- _EXERCISE DETAILS_
State the number of lines with the string "content" in them, and nothing else.

- _RECORDS FOR THIS TASK_
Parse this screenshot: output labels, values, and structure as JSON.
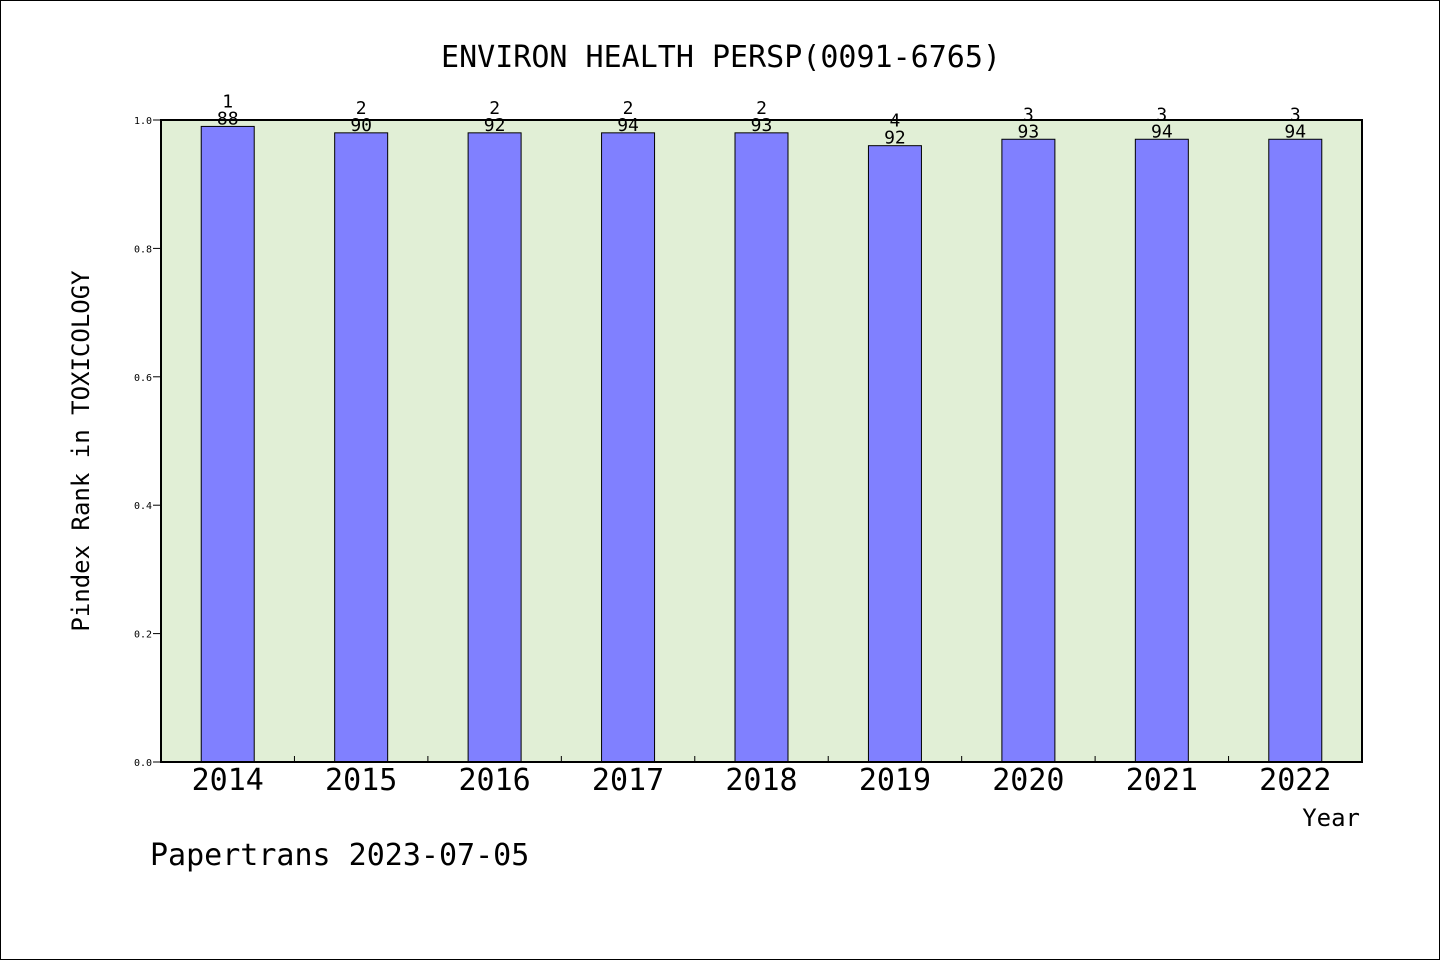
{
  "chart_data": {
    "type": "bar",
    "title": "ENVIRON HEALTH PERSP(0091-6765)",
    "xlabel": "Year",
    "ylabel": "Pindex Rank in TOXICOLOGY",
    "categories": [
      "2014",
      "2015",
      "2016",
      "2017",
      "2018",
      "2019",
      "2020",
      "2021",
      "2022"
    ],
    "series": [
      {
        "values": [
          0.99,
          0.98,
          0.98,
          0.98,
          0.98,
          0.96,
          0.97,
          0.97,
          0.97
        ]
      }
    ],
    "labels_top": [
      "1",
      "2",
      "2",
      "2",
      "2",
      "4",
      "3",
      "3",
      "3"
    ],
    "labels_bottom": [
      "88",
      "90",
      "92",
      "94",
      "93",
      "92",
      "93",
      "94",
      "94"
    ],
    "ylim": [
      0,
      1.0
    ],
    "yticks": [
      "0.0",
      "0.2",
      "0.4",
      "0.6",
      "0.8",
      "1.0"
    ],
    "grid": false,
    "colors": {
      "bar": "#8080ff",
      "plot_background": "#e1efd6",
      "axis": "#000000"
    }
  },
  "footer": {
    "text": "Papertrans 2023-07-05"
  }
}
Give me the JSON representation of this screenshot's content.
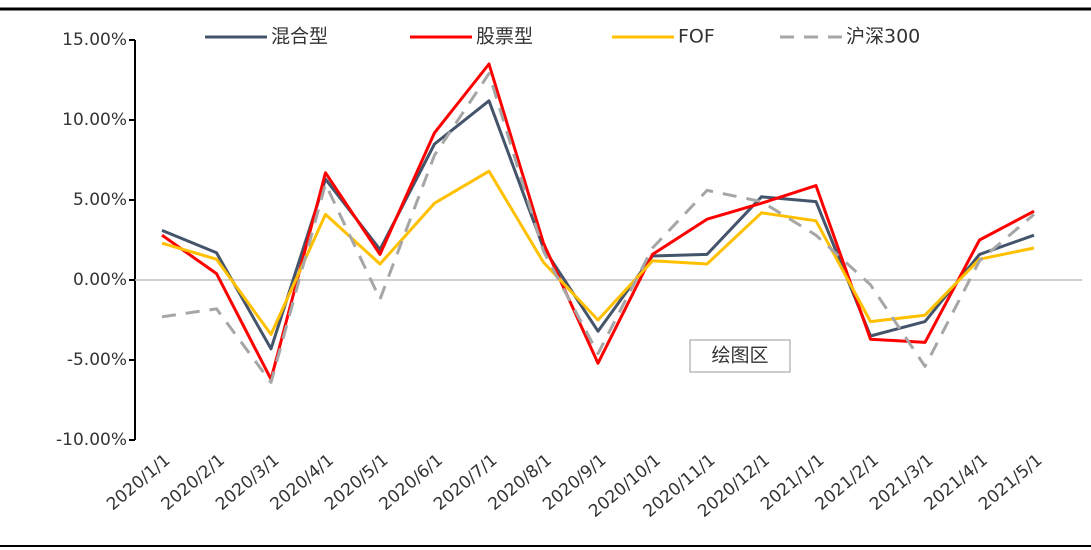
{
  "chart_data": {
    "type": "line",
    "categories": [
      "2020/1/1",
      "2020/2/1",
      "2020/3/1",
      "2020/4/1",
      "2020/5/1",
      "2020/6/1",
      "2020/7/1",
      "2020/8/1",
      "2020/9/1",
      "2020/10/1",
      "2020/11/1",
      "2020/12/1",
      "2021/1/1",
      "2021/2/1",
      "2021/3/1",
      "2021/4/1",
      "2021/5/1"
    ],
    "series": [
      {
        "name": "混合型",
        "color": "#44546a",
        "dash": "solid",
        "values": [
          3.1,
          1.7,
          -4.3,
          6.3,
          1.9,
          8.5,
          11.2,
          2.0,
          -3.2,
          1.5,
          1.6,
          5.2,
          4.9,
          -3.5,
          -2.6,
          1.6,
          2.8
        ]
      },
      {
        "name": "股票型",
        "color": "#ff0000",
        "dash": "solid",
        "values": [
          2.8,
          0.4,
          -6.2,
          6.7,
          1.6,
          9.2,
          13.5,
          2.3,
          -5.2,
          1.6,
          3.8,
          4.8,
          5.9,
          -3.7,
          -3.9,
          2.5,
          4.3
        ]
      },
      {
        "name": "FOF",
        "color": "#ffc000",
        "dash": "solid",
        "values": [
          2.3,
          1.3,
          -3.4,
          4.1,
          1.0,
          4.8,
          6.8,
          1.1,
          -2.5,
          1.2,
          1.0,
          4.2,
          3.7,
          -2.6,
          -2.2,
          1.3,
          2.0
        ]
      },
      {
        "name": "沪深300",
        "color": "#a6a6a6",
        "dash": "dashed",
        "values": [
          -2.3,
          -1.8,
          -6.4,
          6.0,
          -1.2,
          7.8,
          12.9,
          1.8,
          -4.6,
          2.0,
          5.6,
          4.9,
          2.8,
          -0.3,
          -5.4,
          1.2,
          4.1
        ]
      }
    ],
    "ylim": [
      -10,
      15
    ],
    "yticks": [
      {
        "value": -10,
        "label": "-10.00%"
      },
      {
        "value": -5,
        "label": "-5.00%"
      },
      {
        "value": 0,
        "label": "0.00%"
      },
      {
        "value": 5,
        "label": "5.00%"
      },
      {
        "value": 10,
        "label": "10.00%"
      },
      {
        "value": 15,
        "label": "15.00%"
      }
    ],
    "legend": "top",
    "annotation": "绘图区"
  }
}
==
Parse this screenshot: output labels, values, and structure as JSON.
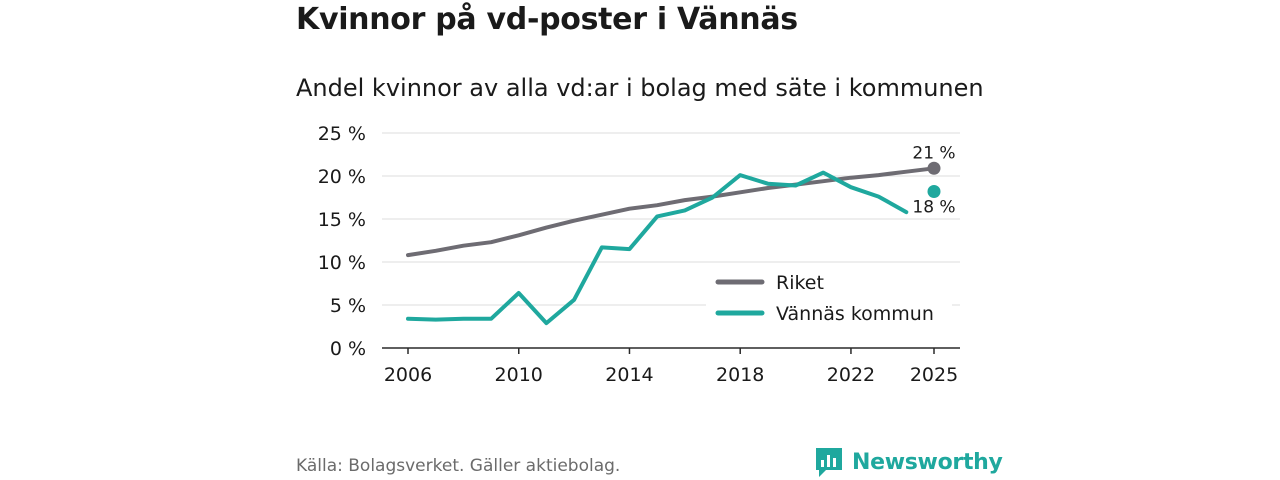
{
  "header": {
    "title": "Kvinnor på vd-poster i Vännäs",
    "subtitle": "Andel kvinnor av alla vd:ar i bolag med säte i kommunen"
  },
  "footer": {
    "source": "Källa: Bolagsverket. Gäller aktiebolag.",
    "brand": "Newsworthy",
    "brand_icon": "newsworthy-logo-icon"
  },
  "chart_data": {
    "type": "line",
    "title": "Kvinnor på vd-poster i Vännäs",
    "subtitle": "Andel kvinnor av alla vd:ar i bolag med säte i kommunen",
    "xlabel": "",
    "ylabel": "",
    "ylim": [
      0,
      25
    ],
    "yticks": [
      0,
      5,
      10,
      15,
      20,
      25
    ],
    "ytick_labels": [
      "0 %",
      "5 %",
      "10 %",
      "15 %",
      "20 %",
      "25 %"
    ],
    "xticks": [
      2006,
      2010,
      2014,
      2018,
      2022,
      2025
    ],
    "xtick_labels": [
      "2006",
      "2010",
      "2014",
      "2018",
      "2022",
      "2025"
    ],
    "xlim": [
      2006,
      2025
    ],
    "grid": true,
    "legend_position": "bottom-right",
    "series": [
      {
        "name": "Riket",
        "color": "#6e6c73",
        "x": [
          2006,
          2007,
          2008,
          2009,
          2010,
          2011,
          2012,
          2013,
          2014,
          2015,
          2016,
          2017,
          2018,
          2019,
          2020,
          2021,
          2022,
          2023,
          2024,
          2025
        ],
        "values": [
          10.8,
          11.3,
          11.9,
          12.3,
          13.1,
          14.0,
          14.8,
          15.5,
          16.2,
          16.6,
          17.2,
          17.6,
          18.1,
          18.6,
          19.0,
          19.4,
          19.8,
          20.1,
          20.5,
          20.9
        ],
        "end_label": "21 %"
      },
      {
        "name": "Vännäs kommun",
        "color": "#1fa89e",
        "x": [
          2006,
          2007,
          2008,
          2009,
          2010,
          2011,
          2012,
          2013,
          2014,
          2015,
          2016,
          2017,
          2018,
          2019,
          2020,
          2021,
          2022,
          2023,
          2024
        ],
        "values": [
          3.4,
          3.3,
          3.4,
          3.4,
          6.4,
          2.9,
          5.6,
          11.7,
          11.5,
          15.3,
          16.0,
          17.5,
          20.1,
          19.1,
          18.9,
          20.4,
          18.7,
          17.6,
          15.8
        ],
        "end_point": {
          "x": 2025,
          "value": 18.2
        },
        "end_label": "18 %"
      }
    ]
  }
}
---
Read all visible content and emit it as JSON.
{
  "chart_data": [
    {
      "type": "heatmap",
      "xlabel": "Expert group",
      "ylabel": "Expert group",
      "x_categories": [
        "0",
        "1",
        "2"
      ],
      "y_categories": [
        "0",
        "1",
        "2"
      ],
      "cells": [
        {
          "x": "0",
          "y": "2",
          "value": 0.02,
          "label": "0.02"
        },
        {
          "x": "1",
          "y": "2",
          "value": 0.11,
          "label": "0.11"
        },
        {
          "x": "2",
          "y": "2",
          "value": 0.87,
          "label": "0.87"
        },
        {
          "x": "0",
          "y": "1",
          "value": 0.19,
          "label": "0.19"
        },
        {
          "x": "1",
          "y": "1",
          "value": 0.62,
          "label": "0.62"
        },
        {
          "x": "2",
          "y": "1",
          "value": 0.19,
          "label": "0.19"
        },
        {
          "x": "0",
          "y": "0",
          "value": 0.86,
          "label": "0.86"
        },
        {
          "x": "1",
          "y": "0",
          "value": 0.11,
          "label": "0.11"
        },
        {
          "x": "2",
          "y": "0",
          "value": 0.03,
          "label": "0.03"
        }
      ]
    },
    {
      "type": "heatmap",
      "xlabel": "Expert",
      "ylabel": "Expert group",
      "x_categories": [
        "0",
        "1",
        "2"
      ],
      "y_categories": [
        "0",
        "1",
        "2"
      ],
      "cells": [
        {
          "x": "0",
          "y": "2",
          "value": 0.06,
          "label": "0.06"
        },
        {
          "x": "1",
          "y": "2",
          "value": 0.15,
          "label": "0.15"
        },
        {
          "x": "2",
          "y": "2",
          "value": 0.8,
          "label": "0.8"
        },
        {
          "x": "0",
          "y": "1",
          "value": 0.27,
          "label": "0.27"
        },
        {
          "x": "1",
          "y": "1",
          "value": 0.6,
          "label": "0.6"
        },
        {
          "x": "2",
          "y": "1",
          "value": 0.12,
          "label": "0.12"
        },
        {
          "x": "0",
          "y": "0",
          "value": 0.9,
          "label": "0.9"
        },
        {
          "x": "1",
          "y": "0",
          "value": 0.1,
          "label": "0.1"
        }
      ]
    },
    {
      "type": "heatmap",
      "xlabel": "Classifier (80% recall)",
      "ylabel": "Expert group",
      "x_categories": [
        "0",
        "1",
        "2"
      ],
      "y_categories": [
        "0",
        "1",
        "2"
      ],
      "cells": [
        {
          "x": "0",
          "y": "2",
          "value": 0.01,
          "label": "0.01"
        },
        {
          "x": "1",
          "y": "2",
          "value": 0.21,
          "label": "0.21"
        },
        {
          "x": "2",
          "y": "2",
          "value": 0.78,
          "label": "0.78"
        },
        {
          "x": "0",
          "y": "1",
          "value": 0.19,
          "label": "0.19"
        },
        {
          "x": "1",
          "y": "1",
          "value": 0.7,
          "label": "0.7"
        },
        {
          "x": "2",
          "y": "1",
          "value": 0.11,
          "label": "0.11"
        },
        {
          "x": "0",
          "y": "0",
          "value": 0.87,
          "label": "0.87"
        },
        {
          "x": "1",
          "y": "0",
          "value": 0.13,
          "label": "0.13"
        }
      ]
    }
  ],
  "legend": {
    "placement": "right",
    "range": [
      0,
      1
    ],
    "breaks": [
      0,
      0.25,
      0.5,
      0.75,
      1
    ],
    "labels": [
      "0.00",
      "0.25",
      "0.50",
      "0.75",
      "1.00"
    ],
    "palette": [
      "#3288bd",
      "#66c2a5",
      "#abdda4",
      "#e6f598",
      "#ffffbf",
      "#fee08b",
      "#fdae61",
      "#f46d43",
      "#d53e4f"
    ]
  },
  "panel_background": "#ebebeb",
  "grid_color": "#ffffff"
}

- _EXERCISE RESULT_
2